Required task 1: In the patch discussion, reproduce the lines between "Yes, the description" and "proceed quite smoothly.", inclusive, renaming "on-site information" to "collected logs" wherever it occurs.
Required task 2: In the patch discussion, why does Yizhou Tang suspect that the reported call stack is not directly related to wbt?

Passage:
Re: [PATCH] blk-wbt: Fix io starvation in wbt_rqw_done()

Julian Sun <sunjunchao2870@xxxxxxxxx> · Wed, 6 Aug 2025 15:52:47 +0800



Hi,

On Fri, Aug 1, 2025 at 1:13 AM Yu Kuai <yukuai@xxxxxxxxxx> wrote:
>
> Hi,
>
> 在 2025/7/31 23:40, Yizhou Tang 写道:
> > Hi Julian,
> >
> > On Thu, Jul 31, 2025 at 8:33 PM Julian Sun <sunjunchao2870@xxxxxxxxx> wrote:
> >> Recently, we encountered the following hungtask:
> >>
> >> INFO: task kworker/11:2:2981147 blocked for more than 6266 seconds
> >> "echo 0 > /proc/sys/kernel/hung_task_timeout_secs" disables this message.
> >> kworker/11:2    D    0 2981147      2 0x80004000
> >> Workqueue: cgroup_destroy css_free_rwork_fn
> >> Call Trace:
> >>   __schedule+0x934/0xe10
> >>   schedule+0x40/0xb0
> >>   wb_wait_for_completion+0x52/0x80
> > I don’t see __wbt_wait() or rq_qos_wait() here, so I suspect this call
> > stack is not directly related to wbt.
> >
> >
> >>   ? finish_wait+0x80/0x80
> >>   mem_cgroup_css_free+0x3a/0x1b0
> >>   css_free_rwork_fn+0x42/0x380
> >>   process_one_work+0x1a2/0x360
> >>   worker_thread+0x30/0x390
> >>   ? create_worker+0x1a0/0x1a0
> >>   kthread+0x110/0x130
> >>   ? __kthread_cancel_work+0x40/0x40
> >>   ret_from_fork+0x1f/0x30
> This is writeback cgroup is waiting for writeback to be done, if you
> figured out
> they are throttled by wbt, you need to explain clearly, and it's very
> important to
> provide evidence to support your analysis. However, the following
> analysis is
> a mess :(
Thanks for the detailed review.
Yes, the description is a bit confusing. I will take a more detailed
look at the on-site information.
> >>
> >> This is because the writeback thread has been continuously and repeatedly
> >> throttled by wbt, but at the same time, the writes of another thread
> >> proceed quite smoothly.

Data provided:
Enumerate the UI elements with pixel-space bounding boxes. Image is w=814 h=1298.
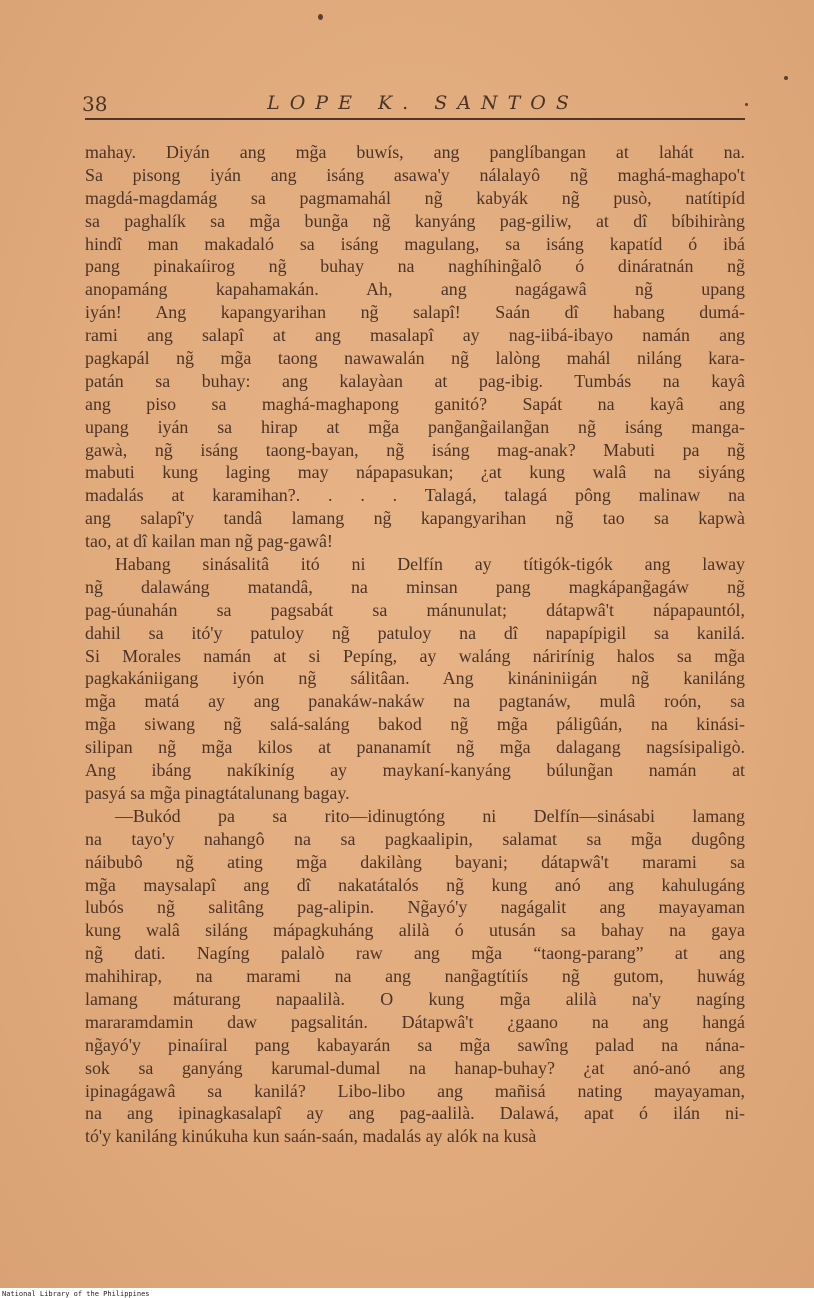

Result 1:
Yes, the description is a bit confusing. I will take a more detailed
look at the collected logs.
> >>
> >> This is because the writeback thread has been continuously and repeatedly
> >> throttled by wbt, but at the same time, the writes of another thread
> >> proceed quite smoothly.

Result 2: Neither __wbt_wait() nor rq_qos_wait() appears in the call trace, so Yizhou Tang suspects that the stack is not directly related to wbt.